==== RECORDS SUPPLIED

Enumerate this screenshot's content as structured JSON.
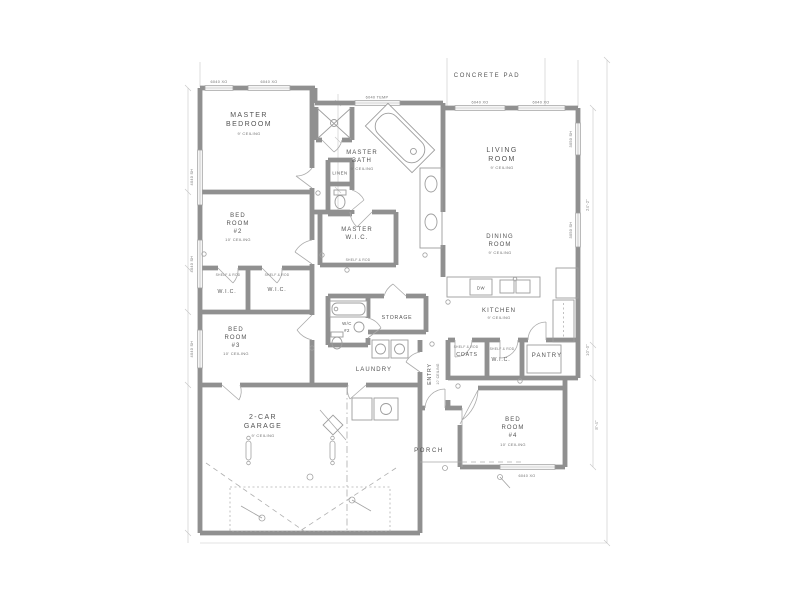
{
  "site": {
    "concrete_pad": "CONCRETE PAD"
  },
  "rooms": {
    "master_bedroom": {
      "l1": "MASTER",
      "l2": "BEDROOM",
      "clg": "9' CEILING"
    },
    "master_bath": {
      "l1": "MASTER",
      "l2": "BATH",
      "clg": "9' CEILING"
    },
    "master_wic": {
      "l1": "MASTER",
      "l2": "W.I.C."
    },
    "linen": {
      "l1": "LINEN"
    },
    "bed2": {
      "l1": "BED",
      "l2": "ROOM",
      "l3": "#2",
      "clg": "10' CEILING"
    },
    "bed3": {
      "l1": "BED",
      "l2": "ROOM",
      "l3": "#3",
      "clg": "10' CEILING"
    },
    "bed4": {
      "l1": "BED",
      "l2": "ROOM",
      "l3": "#4",
      "clg": "10' CEILING"
    },
    "wic_a": {
      "l1": "W.I.C."
    },
    "wic_b": {
      "l1": "W.I.C."
    },
    "wc2": {
      "l1": "W/C",
      "l2": "#2"
    },
    "storage": {
      "l1": "STORAGE"
    },
    "laundry": {
      "l1": "LAUNDRY"
    },
    "entry": {
      "l1": "ENTRY",
      "clg": "10' CEILING"
    },
    "living": {
      "l1": "LIVING",
      "l2": "ROOM",
      "clg": "9' CEILING"
    },
    "dining": {
      "l1": "DINING",
      "l2": "ROOM",
      "clg": "9' CEILING"
    },
    "kitchen": {
      "l1": "KITCHEN",
      "clg": "9' CEILING"
    },
    "coats": {
      "l1": "COATS"
    },
    "wic_hall": {
      "l1": "W.I.C."
    },
    "pantry": {
      "l1": "PANTRY"
    },
    "porch": {
      "l1": "PORCH"
    },
    "garage": {
      "l1": "2-CAR",
      "l2": "GARAGE",
      "clg": "9' CEILING"
    }
  },
  "notes": {
    "shelf_rod": "SHELF & ROD",
    "dw": "DW"
  },
  "window_labels": {
    "xo6040": "6040 XO",
    "temp6040": "6040 TEMP",
    "sh4040": "4040 SH",
    "sh3050": "3050 SH"
  },
  "dimensions": [
    "24'-2\"",
    "10'-0\"",
    "8'-4\""
  ],
  "colors": {
    "wall": "#8d8d8d",
    "line": "#9a9a9a",
    "dim": "#c6c6c6",
    "text": "#4e4e4e",
    "bg": "#ffffff"
  }
}
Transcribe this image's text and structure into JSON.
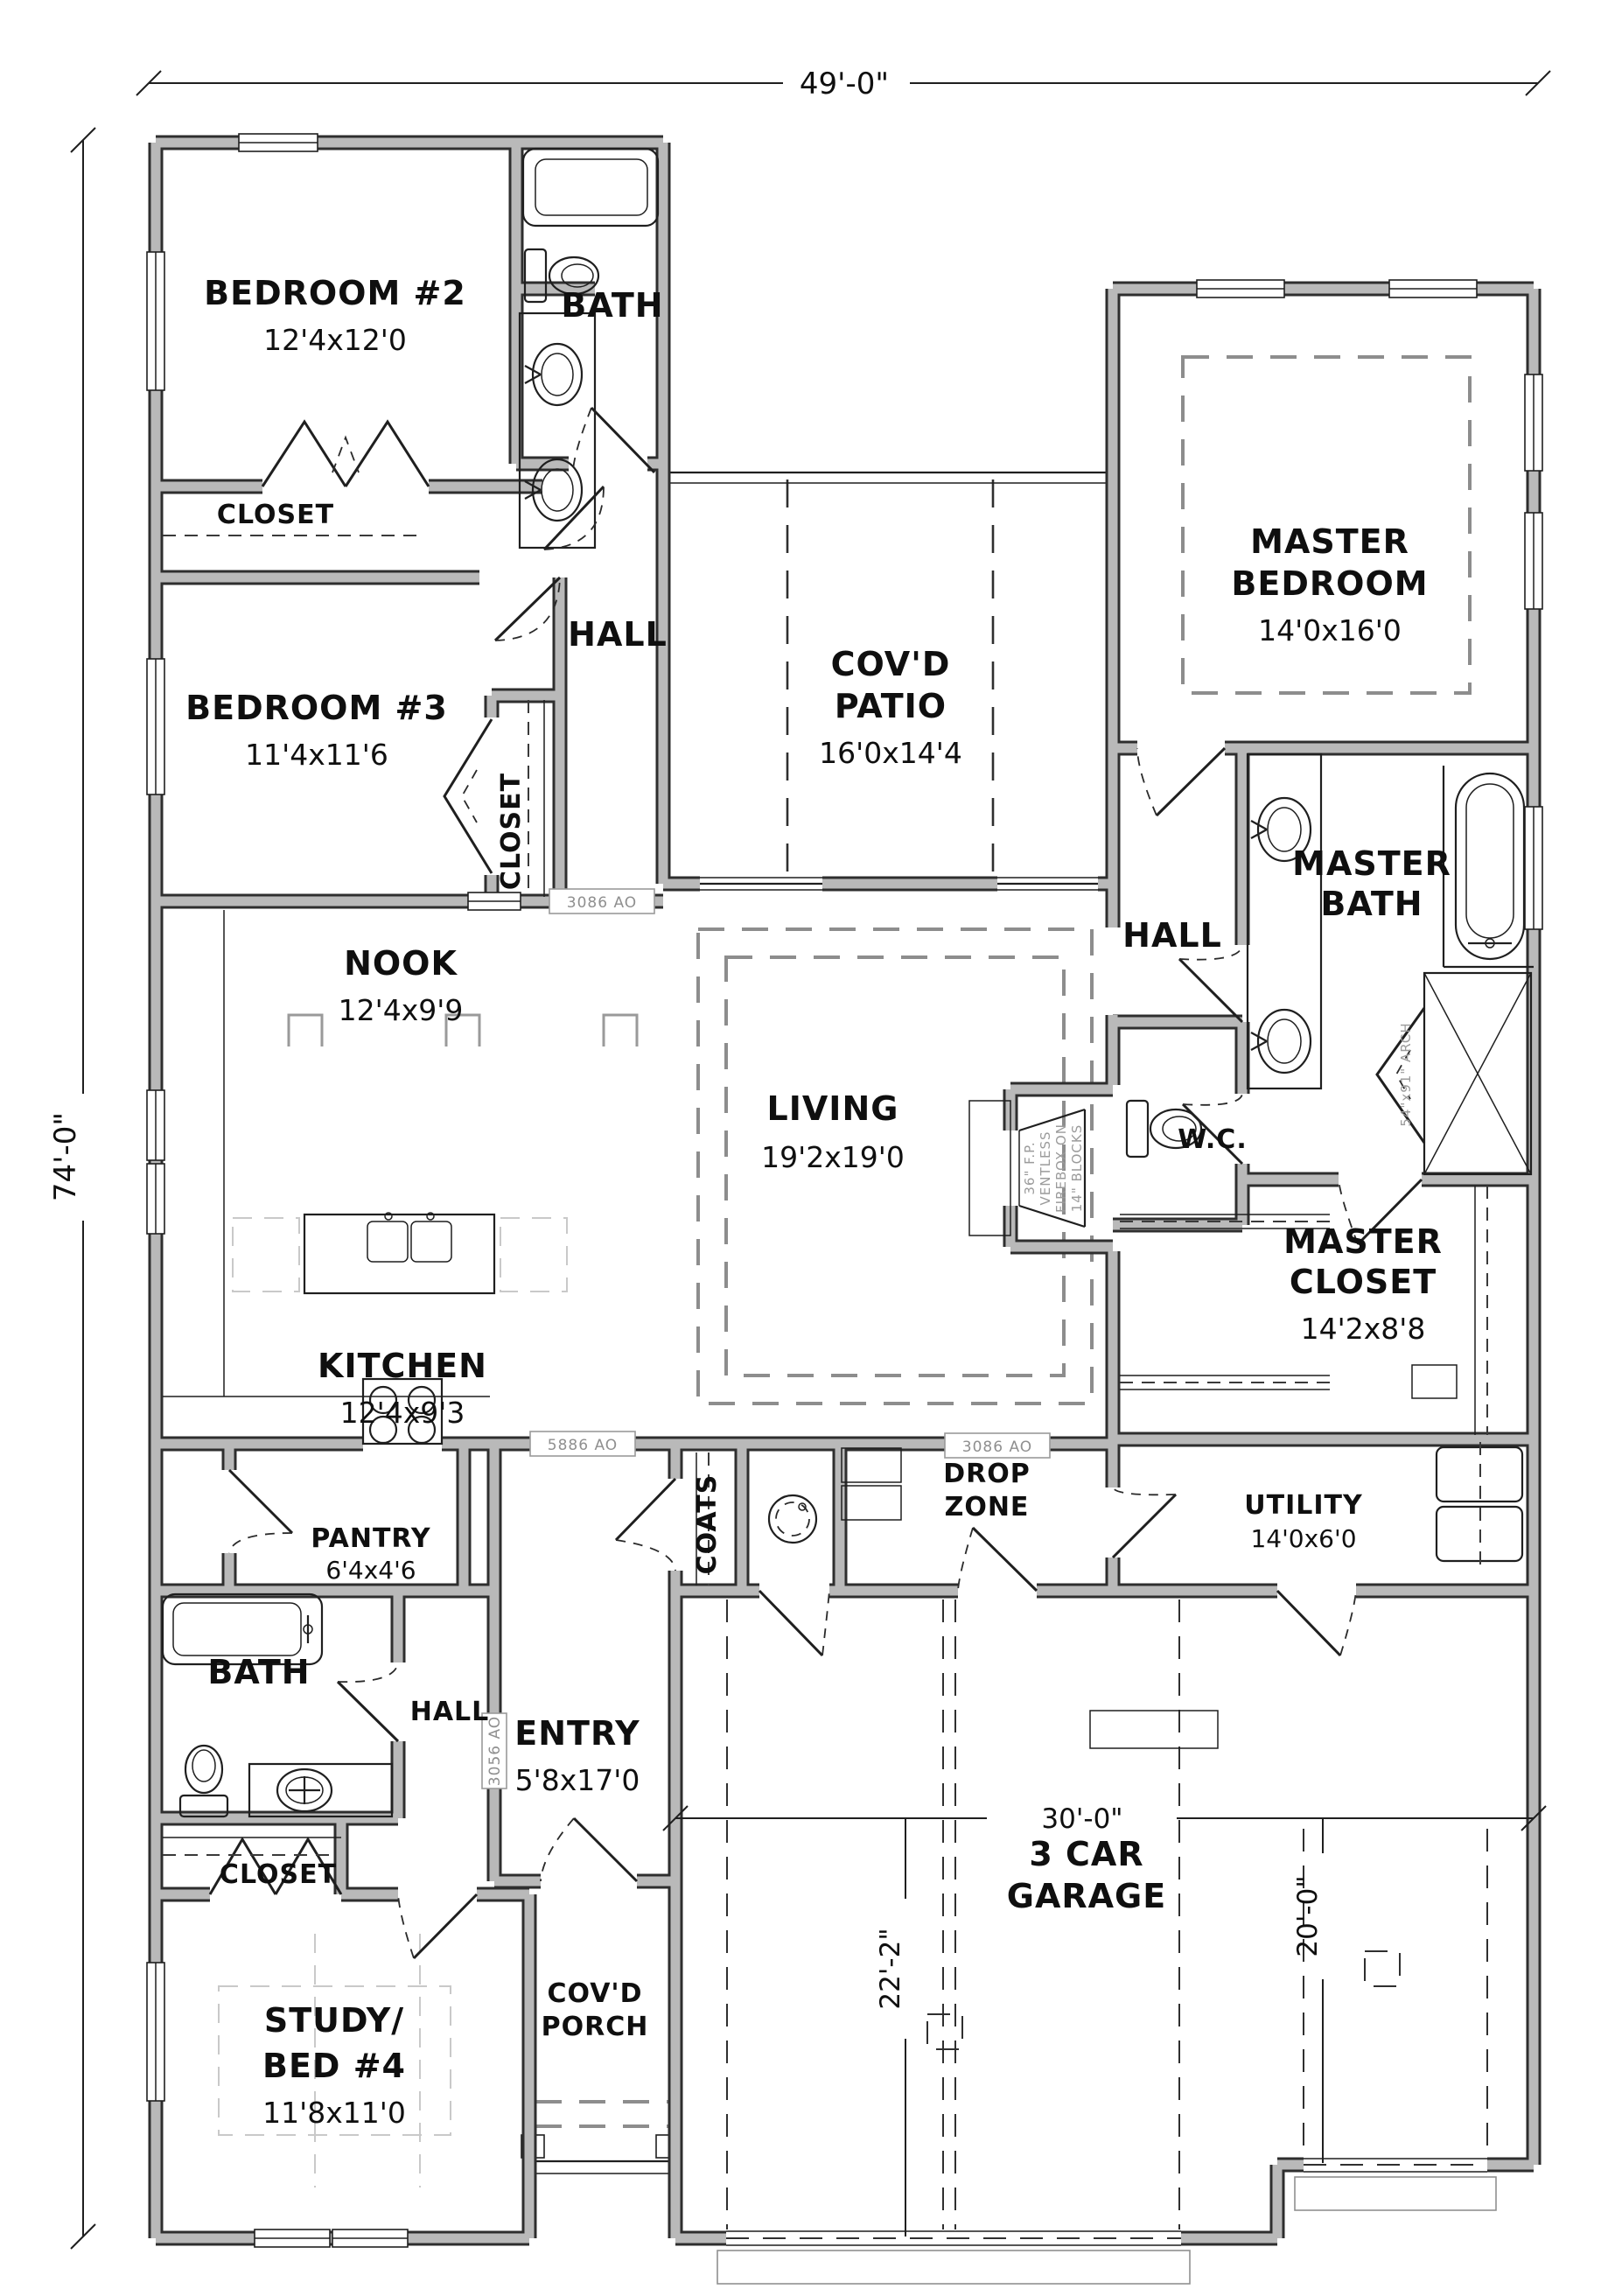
{
  "plan": {
    "overall": {
      "width": "49'-0\"",
      "height": "74'-0\""
    },
    "rooms": {
      "bedroom2": {
        "name": "BEDROOM #2",
        "size": "12'4x12'0"
      },
      "bath2": {
        "name": "BATH"
      },
      "closet2": {
        "name": "CLOSET"
      },
      "bedroom3": {
        "name": "BEDROOM #3",
        "size": "11'4x11'6"
      },
      "closet3": {
        "name": "CLOSET"
      },
      "hall_bed": {
        "name": "HALL"
      },
      "patio": {
        "name1": "COV'D",
        "name2": "PATIO",
        "size": "16'0x14'4"
      },
      "master_bedroom": {
        "name1": "MASTER",
        "name2": "BEDROOM",
        "size": "14'0x16'0"
      },
      "master_bath": {
        "name1": "MASTER",
        "name2": "BATH"
      },
      "hall_master": {
        "name": "HALL"
      },
      "wc": {
        "name": "W.C."
      },
      "master_closet": {
        "name1": "MASTER",
        "name2": "CLOSET",
        "size": "14'2x8'8"
      },
      "nook": {
        "name": "NOOK",
        "size": "12'4x9'9"
      },
      "living": {
        "name": "LIVING",
        "size": "19'2x19'0"
      },
      "kitchen": {
        "name": "KITCHEN",
        "size": "12'4x9'3"
      },
      "pantry": {
        "name": "PANTRY",
        "size": "6'4x4'6"
      },
      "coats": {
        "name": "COATS"
      },
      "drop_zone": {
        "name1": "DROP",
        "name2": "ZONE"
      },
      "utility": {
        "name": "UTILITY",
        "size": "14'0x6'0"
      },
      "bath3": {
        "name": "BATH"
      },
      "hall_entry": {
        "name": "HALL"
      },
      "entry": {
        "name": "ENTRY",
        "size": "5'8x17'0"
      },
      "closet4": {
        "name": "CLOSET"
      },
      "study": {
        "name1": "STUDY/",
        "name2": "BED #4",
        "size": "11'8x11'0"
      },
      "porch": {
        "name1": "COV'D",
        "name2": "PORCH"
      },
      "garage": {
        "name1": "3 CAR",
        "name2": "GARAGE"
      }
    },
    "garage_dims": {
      "width": "30'-0\"",
      "left_bay": "22'-2\"",
      "right_bay": "20'-0\""
    },
    "tags": {
      "hall_opening": "3086 AO",
      "kitchen_opening": "5886 AO",
      "dropzone_opening": "3086 AO",
      "entry_door": "3056 AO"
    },
    "annotations": {
      "shower_arch": "54\"x91\" ARCH",
      "fp1": "36\" F.P.",
      "fp2": "VENTLESS",
      "fp3": "FIREBOX ON",
      "fp4": "14\" BLOCKS"
    }
  }
}
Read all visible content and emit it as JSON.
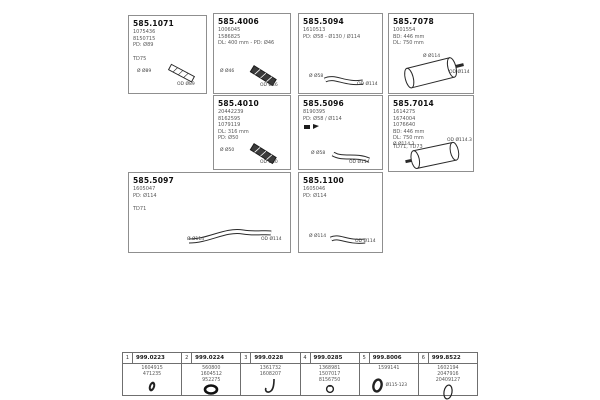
{
  "boxes": [
    {
      "title": "585.1071",
      "codes": [
        "1075436",
        "8150715",
        "PD: Ø89"
      ],
      "note": "TD75",
      "labels": {
        "left": "Ø Ø89",
        "right": "OD Ø89"
      }
    },
    {
      "title": "585.4006",
      "codes": [
        "1006045",
        "1586825",
        "DL: 400 mm - PD: Ø46"
      ],
      "labels": {
        "left": "Ø Ø46",
        "right": "OD Ø46"
      }
    },
    {
      "title": "585.5094",
      "codes": [
        "1610513",
        "PD: Ø58 - Ø130 / Ø114"
      ],
      "labels": {
        "left": "Ø Ø58",
        "right": "OD Ø114"
      }
    },
    {
      "title": "585.7078",
      "codes": [
        "1001554",
        "BD: 446 mm",
        "DL: 750 mm"
      ],
      "labels": {
        "left": "Ø Ø114",
        "right": "OD Ø114"
      }
    },
    {
      "title": "585.4010",
      "codes": [
        "20442239",
        "8162595",
        "1079119",
        "DL: 316 mm",
        "PD: Ø50"
      ],
      "labels": {
        "left": "Ø Ø50",
        "right": "OD Ø50"
      }
    },
    {
      "title": "585.5096",
      "codes": [
        "8190395",
        "PD: Ø58 / Ø114"
      ],
      "labels": {
        "left": "Ø Ø58",
        "right": "OD Ø114"
      }
    },
    {
      "title": "585.7014",
      "codes": [
        "1614275",
        "1674004",
        "1076640",
        "BD: 446 mm",
        "DL: 750 mm"
      ],
      "note": "TD71, TD73",
      "labels": {
        "left": "Ø Ø114.3",
        "right": "OD Ø114.3"
      }
    },
    {
      "title": "585.5097",
      "codes": [
        "1605047",
        "PD: Ø114"
      ],
      "note": "TD71",
      "labels": {
        "left": "Ø Ø114",
        "right": "OD Ø114"
      }
    },
    {
      "title": "585.1100",
      "codes": [
        "1605046",
        "PD: Ø114"
      ],
      "labels": {
        "left": "Ø Ø114",
        "right": "OD Ø114"
      }
    }
  ],
  "accessories": {
    "items": [
      {
        "num": "1",
        "title": "999.0223",
        "codes": [
          "1604915",
          "471235"
        ]
      },
      {
        "num": "2",
        "title": "999.0224",
        "codes": [
          "560800",
          "1604512",
          "952275"
        ]
      },
      {
        "num": "3",
        "title": "999.0228",
        "codes": [
          "1361732",
          "1608207"
        ]
      },
      {
        "num": "4",
        "title": "999.0285",
        "codes": [
          "1368981",
          "1507017",
          "8156750"
        ]
      },
      {
        "num": "5",
        "title": "999.8006",
        "codes": [
          "1599141"
        ],
        "icon_label": "Ø115-123"
      },
      {
        "num": "6",
        "title": "999.8522",
        "codes": [
          "1602194",
          "2047916",
          "20409127"
        ]
      }
    ]
  }
}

========

▸ TO BE DONE
Each line that holds the word "this" is to be copied.

▸ RESPONSE
Enumerate this screenshot's content as structured JSON.
Transcribe this image's text and structure into JSON.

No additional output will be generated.